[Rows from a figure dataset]

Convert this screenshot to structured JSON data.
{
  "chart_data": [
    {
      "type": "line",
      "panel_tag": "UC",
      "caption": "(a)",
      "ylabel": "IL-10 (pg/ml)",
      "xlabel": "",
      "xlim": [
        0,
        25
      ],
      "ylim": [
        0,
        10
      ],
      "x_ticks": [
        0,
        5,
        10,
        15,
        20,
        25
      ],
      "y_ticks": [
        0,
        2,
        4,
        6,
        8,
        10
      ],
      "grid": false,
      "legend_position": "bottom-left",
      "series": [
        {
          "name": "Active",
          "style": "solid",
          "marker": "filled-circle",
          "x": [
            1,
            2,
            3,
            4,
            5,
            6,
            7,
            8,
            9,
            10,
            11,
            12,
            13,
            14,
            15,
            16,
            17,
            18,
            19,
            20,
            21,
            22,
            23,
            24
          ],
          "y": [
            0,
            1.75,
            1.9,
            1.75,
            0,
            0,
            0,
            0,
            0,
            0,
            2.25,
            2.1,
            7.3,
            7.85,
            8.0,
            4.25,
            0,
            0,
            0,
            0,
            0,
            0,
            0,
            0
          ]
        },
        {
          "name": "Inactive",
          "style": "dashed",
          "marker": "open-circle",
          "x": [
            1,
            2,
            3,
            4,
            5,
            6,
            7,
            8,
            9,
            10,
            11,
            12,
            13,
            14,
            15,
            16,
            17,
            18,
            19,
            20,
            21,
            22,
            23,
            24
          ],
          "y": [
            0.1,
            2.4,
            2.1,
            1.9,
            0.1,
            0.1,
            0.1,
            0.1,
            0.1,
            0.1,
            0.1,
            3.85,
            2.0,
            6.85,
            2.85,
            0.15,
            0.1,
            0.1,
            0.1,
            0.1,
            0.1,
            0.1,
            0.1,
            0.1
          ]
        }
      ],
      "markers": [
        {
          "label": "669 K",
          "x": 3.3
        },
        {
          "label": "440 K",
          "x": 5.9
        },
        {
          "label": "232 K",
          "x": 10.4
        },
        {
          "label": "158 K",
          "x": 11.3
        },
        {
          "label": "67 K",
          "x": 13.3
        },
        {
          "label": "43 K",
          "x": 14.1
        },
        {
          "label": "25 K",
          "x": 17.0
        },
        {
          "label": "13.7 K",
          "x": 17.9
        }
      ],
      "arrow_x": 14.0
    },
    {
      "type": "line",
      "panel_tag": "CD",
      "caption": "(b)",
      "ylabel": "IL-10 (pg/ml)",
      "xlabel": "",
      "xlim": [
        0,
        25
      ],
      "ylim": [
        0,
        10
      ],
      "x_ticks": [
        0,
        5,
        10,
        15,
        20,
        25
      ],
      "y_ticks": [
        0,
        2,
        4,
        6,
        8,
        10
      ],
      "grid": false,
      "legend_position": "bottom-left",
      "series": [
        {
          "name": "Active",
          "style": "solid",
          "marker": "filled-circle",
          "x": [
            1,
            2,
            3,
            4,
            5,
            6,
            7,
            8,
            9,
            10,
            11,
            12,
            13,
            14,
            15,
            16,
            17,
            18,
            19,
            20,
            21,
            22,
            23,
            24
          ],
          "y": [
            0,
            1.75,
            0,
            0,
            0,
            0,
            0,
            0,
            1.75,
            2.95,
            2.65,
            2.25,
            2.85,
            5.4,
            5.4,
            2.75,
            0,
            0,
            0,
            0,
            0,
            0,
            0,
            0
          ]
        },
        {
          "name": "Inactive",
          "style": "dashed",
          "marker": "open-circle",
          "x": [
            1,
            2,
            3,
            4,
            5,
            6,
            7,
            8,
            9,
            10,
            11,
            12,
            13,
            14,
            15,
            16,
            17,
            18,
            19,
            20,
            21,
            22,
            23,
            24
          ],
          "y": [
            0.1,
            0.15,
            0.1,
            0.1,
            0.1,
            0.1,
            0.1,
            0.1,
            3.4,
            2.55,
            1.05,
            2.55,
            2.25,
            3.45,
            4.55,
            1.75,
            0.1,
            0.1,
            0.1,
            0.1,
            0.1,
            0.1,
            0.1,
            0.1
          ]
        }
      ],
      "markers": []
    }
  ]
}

Brief: Your task is to repeat every line exactly.

Result:
Convert this screenshot to structured JSON data.
{
  "chart_data": [
    {
      "type": "line",
      "panel_tag": "UC",
      "caption": "(a)",
      "ylabel": "IL-10 (pg/ml)",
      "xlabel": "",
      "xlim": [
        0,
        25
      ],
      "ylim": [
        0,
        10
      ],
      "x_ticks": [
        0,
        5,
        10,
        15,
        20,
        25
      ],
      "y_ticks": [
        0,
        2,
        4,
        6,
        8,
        10
      ],
      "grid": false,
      "legend_position": "bottom-left",
      "series": [
        {
          "name": "Active",
          "style": "solid",
          "marker": "filled-circle",
          "x": [
            1,
            2,
            3,
            4,
            5,
            6,
            7,
            8,
            9,
            10,
            11,
            12,
            13,
            14,
            15,
            16,
            17,
            18,
            19,
            20,
            21,
            22,
            23,
            24
          ],
          "y": [
            0,
            1.75,
            1.9,
            1.75,
            0,
            0,
            0,
            0,
            0,
            0,
            2.25,
            2.1,
            7.3,
            7.85,
            8.0,
            4.25,
            0,
            0,
            0,
            0,
            0,
            0,
            0,
            0
          ]
        },
        {
          "name": "Inactive",
          "style": "dashed",
          "marker": "open-circle",
          "x": [
            1,
            2,
            3,
            4,
            5,
            6,
            7,
            8,
            9,
            10,
            11,
            12,
            13,
            14,
            15,
            16,
            17,
            18,
            19,
            20,
            21,
            22,
            23,
            24
          ],
          "y": [
            0.1,
            2.4,
            2.1,
            1.9,
            0.1,
            0.1,
            0.1,
            0.1,
            0.1,
            0.1,
            0.1,
            3.85,
            2.0,
            6.85,
            2.85,
            0.15,
            0.1,
            0.1,
            0.1,
            0.1,
            0.1,
            0.1,
            0.1,
            0.1
          ]
        }
      ],
      "markers": [
        {
          "label": "669 K",
          "x": 3.3
        },
        {
          "label": "440 K",
          "x": 5.9
        },
        {
          "label": "232 K",
          "x": 10.4
        },
        {
          "label": "158 K",
          "x": 11.3
        },
        {
          "label": "67 K",
          "x": 13.3
        },
        {
          "label": "43 K",
          "x": 14.1
        },
        {
          "label": "25 K",
          "x": 17.0
        },
        {
          "label": "13.7 K",
          "x": 17.9
        }
      ],
      "arrow_x": 14.0
    },
    {
      "type": "line",
      "panel_tag": "CD",
      "caption": "(b)",
      "ylabel": "IL-10 (pg/ml)",
      "xlabel": "",
      "xlim": [
        0,
        25
      ],
      "ylim": [
        0,
        10
      ],
      "x_ticks": [
        0,
        5,
        10,
        15,
        20,
        25
      ],
      "y_ticks": [
        0,
        2,
        4,
        6,
        8,
        10
      ],
      "grid": false,
      "legend_position": "bottom-left",
      "series": [
        {
          "name": "Active",
          "style": "solid",
          "marker": "filled-circle",
          "x": [
            1,
            2,
            3,
            4,
            5,
            6,
            7,
            8,
            9,
            10,
            11,
            12,
            13,
            14,
            15,
            16,
            17,
            18,
            19,
            20,
            21,
            22,
            23,
            24
          ],
          "y": [
            0,
            1.75,
            0,
            0,
            0,
            0,
            0,
            0,
            1.75,
            2.95,
            2.65,
            2.25,
            2.85,
            5.4,
            5.4,
            2.75,
            0,
            0,
            0,
            0,
            0,
            0,
            0,
            0
          ]
        },
        {
          "name": "Inactive",
          "style": "dashed",
          "marker": "open-circle",
          "x": [
            1,
            2,
            3,
            4,
            5,
            6,
            7,
            8,
            9,
            10,
            11,
            12,
            13,
            14,
            15,
            16,
            17,
            18,
            19,
            20,
            21,
            22,
            23,
            24
          ],
          "y": [
            0.1,
            0.15,
            0.1,
            0.1,
            0.1,
            0.1,
            0.1,
            0.1,
            3.4,
            2.55,
            1.05,
            2.55,
            2.25,
            3.45,
            4.55,
            1.75,
            0.1,
            0.1,
            0.1,
            0.1,
            0.1,
            0.1,
            0.1,
            0.1
          ]
        }
      ],
      "markers": []
    }
  ]
}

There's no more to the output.